### Exercise requirements
Copy every line of the entries that includes the word "presenting".

### Raw records

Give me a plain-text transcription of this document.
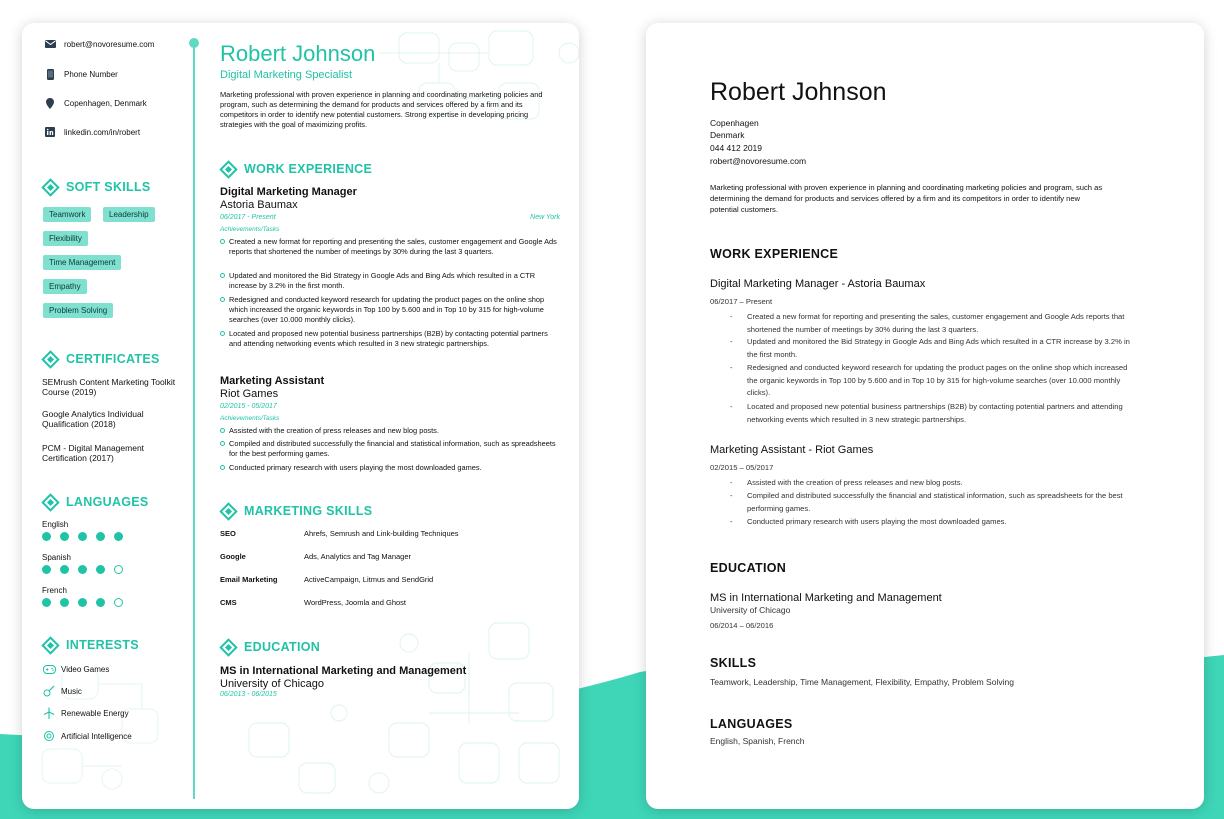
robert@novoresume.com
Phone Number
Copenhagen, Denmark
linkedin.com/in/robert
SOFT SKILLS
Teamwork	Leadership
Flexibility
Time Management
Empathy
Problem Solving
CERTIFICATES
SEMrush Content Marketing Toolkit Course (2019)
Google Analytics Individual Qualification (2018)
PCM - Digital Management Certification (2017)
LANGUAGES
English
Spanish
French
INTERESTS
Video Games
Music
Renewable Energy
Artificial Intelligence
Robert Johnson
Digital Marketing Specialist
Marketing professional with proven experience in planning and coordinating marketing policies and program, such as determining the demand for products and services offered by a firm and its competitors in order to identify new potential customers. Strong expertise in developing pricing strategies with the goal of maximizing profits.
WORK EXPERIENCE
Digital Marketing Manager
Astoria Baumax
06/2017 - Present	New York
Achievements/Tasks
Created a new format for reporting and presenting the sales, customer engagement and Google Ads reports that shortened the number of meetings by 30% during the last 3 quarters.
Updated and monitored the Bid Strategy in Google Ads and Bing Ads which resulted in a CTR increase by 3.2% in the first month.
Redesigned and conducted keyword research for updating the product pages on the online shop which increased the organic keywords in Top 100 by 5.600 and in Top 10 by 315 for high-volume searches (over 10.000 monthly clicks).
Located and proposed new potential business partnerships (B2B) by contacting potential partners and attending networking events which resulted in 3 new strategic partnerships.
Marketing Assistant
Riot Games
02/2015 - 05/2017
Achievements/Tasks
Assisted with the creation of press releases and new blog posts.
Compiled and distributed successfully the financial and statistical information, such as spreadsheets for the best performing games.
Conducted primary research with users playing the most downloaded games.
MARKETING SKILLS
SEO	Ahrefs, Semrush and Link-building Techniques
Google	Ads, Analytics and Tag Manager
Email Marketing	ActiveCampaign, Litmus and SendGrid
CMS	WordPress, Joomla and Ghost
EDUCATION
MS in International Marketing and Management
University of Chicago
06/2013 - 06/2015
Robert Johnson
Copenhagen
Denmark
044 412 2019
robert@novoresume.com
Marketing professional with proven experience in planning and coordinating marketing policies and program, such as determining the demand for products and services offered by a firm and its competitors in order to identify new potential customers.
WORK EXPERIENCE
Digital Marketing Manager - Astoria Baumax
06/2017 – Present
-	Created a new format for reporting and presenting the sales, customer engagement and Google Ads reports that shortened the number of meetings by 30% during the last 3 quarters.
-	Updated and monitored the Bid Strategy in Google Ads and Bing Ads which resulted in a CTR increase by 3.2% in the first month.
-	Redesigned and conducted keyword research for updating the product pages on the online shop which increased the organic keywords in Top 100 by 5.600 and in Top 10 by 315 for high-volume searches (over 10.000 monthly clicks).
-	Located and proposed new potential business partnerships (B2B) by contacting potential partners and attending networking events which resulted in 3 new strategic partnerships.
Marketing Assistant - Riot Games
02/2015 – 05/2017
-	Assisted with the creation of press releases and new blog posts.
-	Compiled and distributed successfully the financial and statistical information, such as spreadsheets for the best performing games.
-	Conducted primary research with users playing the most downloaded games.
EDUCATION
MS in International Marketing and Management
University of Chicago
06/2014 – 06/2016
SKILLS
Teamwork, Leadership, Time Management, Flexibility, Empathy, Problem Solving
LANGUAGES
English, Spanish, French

--

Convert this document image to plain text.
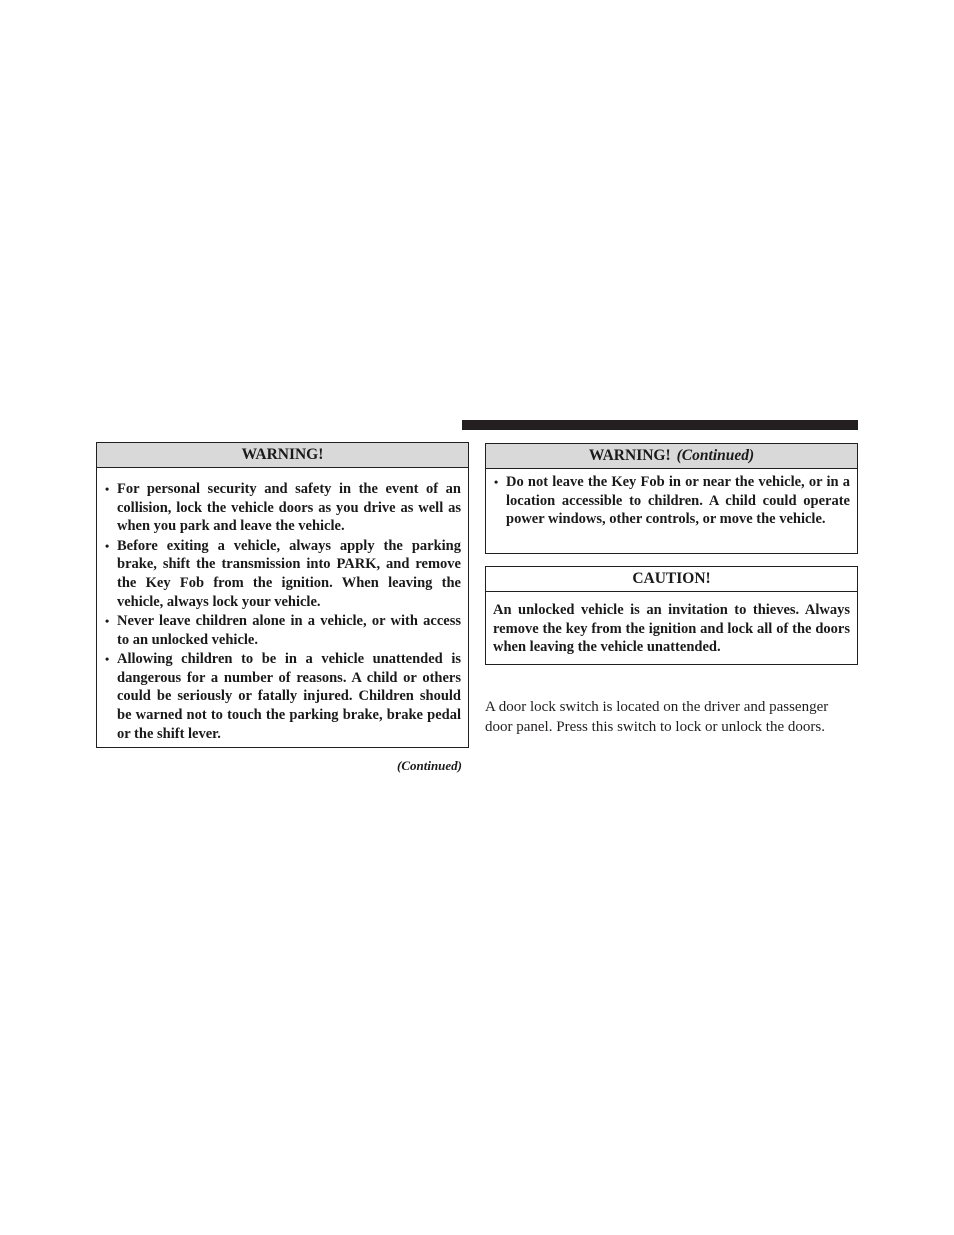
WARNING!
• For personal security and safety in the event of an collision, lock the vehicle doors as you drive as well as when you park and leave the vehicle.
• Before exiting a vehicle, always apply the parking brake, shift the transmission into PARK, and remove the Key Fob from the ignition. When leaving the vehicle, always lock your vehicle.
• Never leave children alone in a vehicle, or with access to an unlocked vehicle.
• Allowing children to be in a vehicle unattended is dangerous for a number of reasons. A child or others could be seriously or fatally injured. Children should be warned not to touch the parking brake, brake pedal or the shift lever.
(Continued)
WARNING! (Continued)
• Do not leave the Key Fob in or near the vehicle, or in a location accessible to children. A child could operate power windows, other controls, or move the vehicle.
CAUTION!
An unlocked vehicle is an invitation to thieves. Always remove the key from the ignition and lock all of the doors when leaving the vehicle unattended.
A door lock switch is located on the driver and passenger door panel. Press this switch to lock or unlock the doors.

---

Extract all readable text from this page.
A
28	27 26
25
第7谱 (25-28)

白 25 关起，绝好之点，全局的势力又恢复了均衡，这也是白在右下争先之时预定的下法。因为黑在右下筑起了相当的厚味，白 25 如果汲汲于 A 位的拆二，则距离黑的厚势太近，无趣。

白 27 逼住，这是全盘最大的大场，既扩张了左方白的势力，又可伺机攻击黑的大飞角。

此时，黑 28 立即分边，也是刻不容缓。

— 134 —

### Response for this exercise
Created a new format for reporting and presenting the sales, customer engagement and Google Ads reports that shortened the number of meetings by 30% during the last 3 quarters.
-	Created a new format for reporting and presenting the sales, customer engagement and Google Ads reports that shortened the number of meetings by 30% during the last 3 quarters.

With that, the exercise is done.